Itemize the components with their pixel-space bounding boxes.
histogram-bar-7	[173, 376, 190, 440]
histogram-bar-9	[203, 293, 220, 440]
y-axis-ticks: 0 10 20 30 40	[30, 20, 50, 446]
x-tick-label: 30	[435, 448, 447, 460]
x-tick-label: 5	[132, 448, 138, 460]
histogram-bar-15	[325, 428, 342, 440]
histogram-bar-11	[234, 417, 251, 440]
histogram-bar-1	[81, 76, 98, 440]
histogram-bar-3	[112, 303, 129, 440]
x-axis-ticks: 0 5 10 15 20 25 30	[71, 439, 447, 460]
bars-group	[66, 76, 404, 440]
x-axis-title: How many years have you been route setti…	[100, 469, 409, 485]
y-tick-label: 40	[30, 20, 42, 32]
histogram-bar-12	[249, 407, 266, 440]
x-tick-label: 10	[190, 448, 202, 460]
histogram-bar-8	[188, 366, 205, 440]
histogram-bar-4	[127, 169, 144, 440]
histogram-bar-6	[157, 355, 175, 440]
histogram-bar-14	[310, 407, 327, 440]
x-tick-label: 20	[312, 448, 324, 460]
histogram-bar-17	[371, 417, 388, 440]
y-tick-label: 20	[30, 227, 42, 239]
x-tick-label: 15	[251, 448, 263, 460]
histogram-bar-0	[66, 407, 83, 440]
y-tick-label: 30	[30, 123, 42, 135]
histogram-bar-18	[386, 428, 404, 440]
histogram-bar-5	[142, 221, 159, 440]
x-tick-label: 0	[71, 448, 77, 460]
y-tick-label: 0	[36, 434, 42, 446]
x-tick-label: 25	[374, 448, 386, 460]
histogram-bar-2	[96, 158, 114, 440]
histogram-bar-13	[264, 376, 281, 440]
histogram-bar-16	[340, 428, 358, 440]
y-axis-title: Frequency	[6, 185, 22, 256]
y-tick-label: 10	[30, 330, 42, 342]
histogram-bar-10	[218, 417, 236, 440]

※

Problem — Extract every one of the rows above verbatim, keeping them in their original order.

Task response —
Itemize the components with their pixel-space bounding boxes.
histogram-bar-7	[173, 376, 190, 440]
histogram-bar-9	[203, 293, 220, 440]
y-axis-ticks: 0 10 20 30 40	[30, 20, 50, 446]
x-tick-label: 30	[435, 448, 447, 460]
x-tick-label: 5	[132, 448, 138, 460]
histogram-bar-15	[325, 428, 342, 440]
histogram-bar-11	[234, 417, 251, 440]
histogram-bar-1	[81, 76, 98, 440]
histogram-bar-3	[112, 303, 129, 440]
x-axis-ticks: 0 5 10 15 20 25 30	[71, 439, 447, 460]
bars-group	[66, 76, 404, 440]
x-axis-title: How many years have you been route setti…	[100, 469, 409, 485]
y-tick-label: 40	[30, 20, 42, 32]
histogram-bar-12	[249, 407, 266, 440]
x-tick-label: 10	[190, 448, 202, 460]
histogram-bar-8	[188, 366, 205, 440]
histogram-bar-4	[127, 169, 144, 440]
histogram-bar-6	[157, 355, 175, 440]
histogram-bar-14	[310, 407, 327, 440]
x-tick-label: 20	[312, 448, 324, 460]
histogram-bar-17	[371, 417, 388, 440]
y-tick-label: 20	[30, 227, 42, 239]
x-tick-label: 15	[251, 448, 263, 460]
histogram-bar-0	[66, 407, 83, 440]
y-tick-label: 30	[30, 123, 42, 135]
histogram-bar-18	[386, 428, 404, 440]
histogram-bar-5	[142, 221, 159, 440]
x-tick-label: 0	[71, 448, 77, 460]
y-tick-label: 0	[36, 434, 42, 446]
x-tick-label: 25	[374, 448, 386, 460]
histogram-bar-2	[96, 158, 114, 440]
histogram-bar-13	[264, 376, 281, 440]
histogram-bar-16	[340, 428, 358, 440]
y-axis-title: Frequency	[6, 185, 22, 256]
y-tick-label: 10	[30, 330, 42, 342]
histogram-bar-10	[218, 417, 236, 440]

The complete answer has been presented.